EXERCISE INPUT:
··········

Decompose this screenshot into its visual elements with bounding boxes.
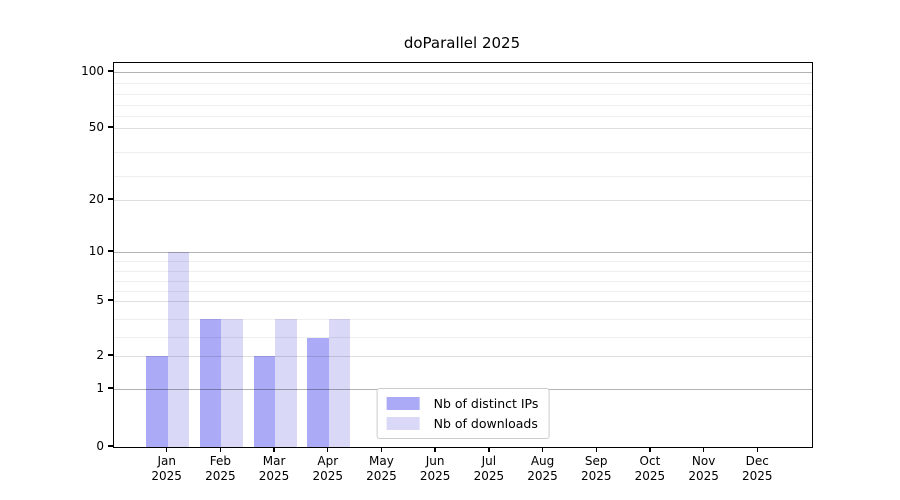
gridline-y-20 bbox=[114, 199, 812, 201]
x-tick-label-nov: Nov 2025 bbox=[688, 454, 719, 483]
legend-swatch-downloads bbox=[386, 417, 420, 430]
y-tick-label: 1 bbox=[96, 381, 104, 395]
y-tick-mark bbox=[108, 445, 113, 447]
legend-item-distinct-ips: Nb of distinct IPs bbox=[386, 396, 539, 411]
y-tick-label: 0 bbox=[96, 439, 104, 453]
legend-label-distinct-ips: Nb of distinct IPs bbox=[433, 396, 539, 411]
bar-downloads-mar bbox=[275, 319, 297, 447]
gridline-y-9 bbox=[114, 261, 812, 263]
x-tick-label-jun: Jun 2025 bbox=[419, 454, 451, 483]
gridline-y-80 bbox=[114, 93, 812, 95]
legend: Nb of distinct IPs Nb of downloads bbox=[376, 388, 550, 439]
y-tick-mark bbox=[108, 198, 113, 200]
x-tick-label-jul: Jul 2025 bbox=[473, 454, 505, 483]
y-tick-label: 20 bbox=[88, 192, 104, 206]
bar-downloads-jan bbox=[167, 252, 190, 447]
gridline-y-6 bbox=[114, 290, 812, 292]
y-tick-label: 2 bbox=[96, 348, 104, 362]
x-tick-mark bbox=[541, 447, 544, 452]
y-tick-mark bbox=[108, 387, 113, 389]
gridline-y-50 bbox=[114, 127, 812, 129]
gridline-y-100 bbox=[114, 71, 812, 73]
gridline-y-40 bbox=[114, 151, 812, 153]
gridline-y-60 bbox=[114, 116, 812, 118]
bar-distinct-ips-feb bbox=[199, 319, 222, 447]
legend-swatch-distinct-ips bbox=[386, 397, 420, 410]
x-tick-label-apr: Apr 2025 bbox=[312, 454, 344, 483]
y-tick-label: 100 bbox=[81, 64, 104, 78]
y-tick-mark bbox=[108, 250, 113, 252]
gridline-y-5 bbox=[114, 300, 812, 302]
y-tick-label: 10 bbox=[88, 244, 104, 258]
x-tick-label-may: May 2025 bbox=[366, 454, 397, 483]
bar-downloads-apr bbox=[328, 319, 351, 447]
x-tick-mark bbox=[380, 447, 383, 452]
legend-label-downloads: Nb of downloads bbox=[433, 416, 538, 431]
gridline-y-4 bbox=[114, 318, 812, 320]
x-tick-label-jan: Jan 2025 bbox=[151, 454, 182, 483]
x-tick-mark bbox=[649, 447, 651, 452]
gridline-y-90 bbox=[114, 82, 812, 84]
x-tick-label-sep: Sep 2025 bbox=[580, 454, 612, 483]
x-tick-mark bbox=[595, 447, 597, 452]
x-tick-mark bbox=[434, 447, 436, 452]
x-tick-label-dec: Dec 2025 bbox=[742, 454, 773, 483]
gridline-y-10 bbox=[114, 251, 812, 253]
y-tick-mark bbox=[108, 70, 113, 72]
y-tick-label: 50 bbox=[88, 120, 104, 134]
bar-distinct-ips-apr bbox=[307, 337, 329, 447]
x-tick-mark bbox=[756, 447, 758, 452]
x-tick-mark bbox=[219, 447, 222, 452]
gridline-y-7 bbox=[114, 280, 812, 282]
y-tick-mark bbox=[108, 354, 113, 356]
y-tick-mark bbox=[108, 126, 113, 128]
gridline-y-70 bbox=[114, 105, 812, 107]
bar-distinct-ips-jan bbox=[146, 356, 168, 447]
x-tick-mark bbox=[165, 447, 168, 452]
gridline-y-2 bbox=[114, 355, 812, 357]
gridline-y-8 bbox=[114, 271, 812, 273]
x-tick-label-aug: Aug 2025 bbox=[527, 454, 558, 483]
chart-title: doParallel 2025 bbox=[403, 34, 521, 52]
x-tick-mark bbox=[327, 447, 329, 452]
x-tick-label-feb: Feb 2025 bbox=[205, 454, 236, 483]
legend-item-downloads: Nb of downloads bbox=[386, 416, 539, 431]
x-tick-mark bbox=[702, 447, 705, 452]
bar-distinct-ips-mar bbox=[253, 356, 276, 447]
x-tick-label-oct: Oct 2025 bbox=[634, 454, 666, 483]
x-tick-mark bbox=[488, 447, 490, 452]
gridline-y-30 bbox=[114, 175, 812, 177]
x-tick-mark bbox=[273, 447, 275, 452]
bar-downloads-feb bbox=[221, 319, 243, 447]
gridline-y-3 bbox=[114, 337, 812, 339]
y-tick-label: 5 bbox=[96, 293, 104, 307]
x-tick-label-mar: Mar 2025 bbox=[258, 454, 290, 483]
plot-area: Nb of distinct IPs Nb of downloads bbox=[113, 62, 813, 448]
y-tick-mark bbox=[108, 299, 113, 301]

··········

Copy all the rows above character for character, leaving out the picture.

Decompose this screenshot into its visual elements with bounding boxes.
gridline-y-20 bbox=[114, 199, 812, 201]
x-tick-label-nov: Nov 2025 bbox=[688, 454, 719, 483]
legend-swatch-downloads bbox=[386, 417, 420, 430]
y-tick-label: 1 bbox=[96, 381, 104, 395]
y-tick-mark bbox=[108, 445, 113, 447]
legend-item-distinct-ips: Nb of distinct IPs bbox=[386, 396, 539, 411]
y-tick-label: 0 bbox=[96, 439, 104, 453]
legend-label-distinct-ips: Nb of distinct IPs bbox=[433, 396, 539, 411]
bar-downloads-mar bbox=[275, 319, 297, 447]
gridline-y-9 bbox=[114, 261, 812, 263]
x-tick-label-jun: Jun 2025 bbox=[419, 454, 451, 483]
gridline-y-80 bbox=[114, 93, 812, 95]
legend: Nb of distinct IPs Nb of downloads bbox=[376, 388, 550, 439]
y-tick-mark bbox=[108, 198, 113, 200]
x-tick-label-jul: Jul 2025 bbox=[473, 454, 505, 483]
y-tick-label: 20 bbox=[88, 192, 104, 206]
bar-downloads-jan bbox=[167, 252, 190, 447]
gridline-y-6 bbox=[114, 290, 812, 292]
y-tick-label: 2 bbox=[96, 348, 104, 362]
x-tick-mark bbox=[541, 447, 544, 452]
y-tick-mark bbox=[108, 387, 113, 389]
gridline-y-50 bbox=[114, 127, 812, 129]
gridline-y-100 bbox=[114, 71, 812, 73]
gridline-y-40 bbox=[114, 151, 812, 153]
gridline-y-60 bbox=[114, 116, 812, 118]
bar-distinct-ips-feb bbox=[199, 319, 222, 447]
legend-swatch-distinct-ips bbox=[386, 397, 420, 410]
x-tick-label-apr: Apr 2025 bbox=[312, 454, 344, 483]
y-tick-label: 100 bbox=[81, 64, 104, 78]
y-tick-mark bbox=[108, 250, 113, 252]
gridline-y-5 bbox=[114, 300, 812, 302]
y-tick-label: 10 bbox=[88, 244, 104, 258]
x-tick-label-may: May 2025 bbox=[366, 454, 397, 483]
bar-downloads-apr bbox=[328, 319, 351, 447]
x-tick-mark bbox=[380, 447, 383, 452]
legend-label-downloads: Nb of downloads bbox=[433, 416, 538, 431]
gridline-y-4 bbox=[114, 318, 812, 320]
x-tick-label-jan: Jan 2025 bbox=[151, 454, 182, 483]
x-tick-mark bbox=[649, 447, 651, 452]
gridline-y-90 bbox=[114, 82, 812, 84]
x-tick-label-sep: Sep 2025 bbox=[580, 454, 612, 483]
x-tick-mark bbox=[595, 447, 597, 452]
x-tick-mark bbox=[434, 447, 436, 452]
x-tick-label-dec: Dec 2025 bbox=[742, 454, 773, 483]
gridline-y-10 bbox=[114, 251, 812, 253]
y-tick-mark bbox=[108, 70, 113, 72]
y-tick-label: 50 bbox=[88, 120, 104, 134]
bar-distinct-ips-apr bbox=[307, 337, 329, 447]
x-tick-mark bbox=[756, 447, 758, 452]
x-tick-mark bbox=[219, 447, 222, 452]
gridline-y-7 bbox=[114, 280, 812, 282]
y-tick-mark bbox=[108, 354, 113, 356]
y-tick-mark bbox=[108, 126, 113, 128]
gridline-y-70 bbox=[114, 105, 812, 107]
bar-distinct-ips-jan bbox=[146, 356, 168, 447]
x-tick-mark bbox=[165, 447, 168, 452]
gridline-y-2 bbox=[114, 355, 812, 357]
gridline-y-8 bbox=[114, 271, 812, 273]
x-tick-label-aug: Aug 2025 bbox=[527, 454, 558, 483]
chart-title: doParallel 2025 bbox=[403, 34, 521, 52]
x-tick-mark bbox=[327, 447, 329, 452]
x-tick-label-feb: Feb 2025 bbox=[205, 454, 236, 483]
legend-item-downloads: Nb of downloads bbox=[386, 416, 539, 431]
x-tick-mark bbox=[702, 447, 705, 452]
bar-distinct-ips-mar bbox=[253, 356, 276, 447]
x-tick-label-oct: Oct 2025 bbox=[634, 454, 666, 483]
x-tick-mark bbox=[488, 447, 490, 452]
gridline-y-30 bbox=[114, 175, 812, 177]
x-tick-mark bbox=[273, 447, 275, 452]
bar-downloads-feb bbox=[221, 319, 243, 447]
gridline-y-3 bbox=[114, 337, 812, 339]
y-tick-label: 5 bbox=[96, 293, 104, 307]
x-tick-label-mar: Mar 2025 bbox=[258, 454, 290, 483]
plot-area: Nb of distinct IPs Nb of downloads bbox=[113, 62, 813, 448]
y-tick-mark bbox=[108, 299, 113, 301]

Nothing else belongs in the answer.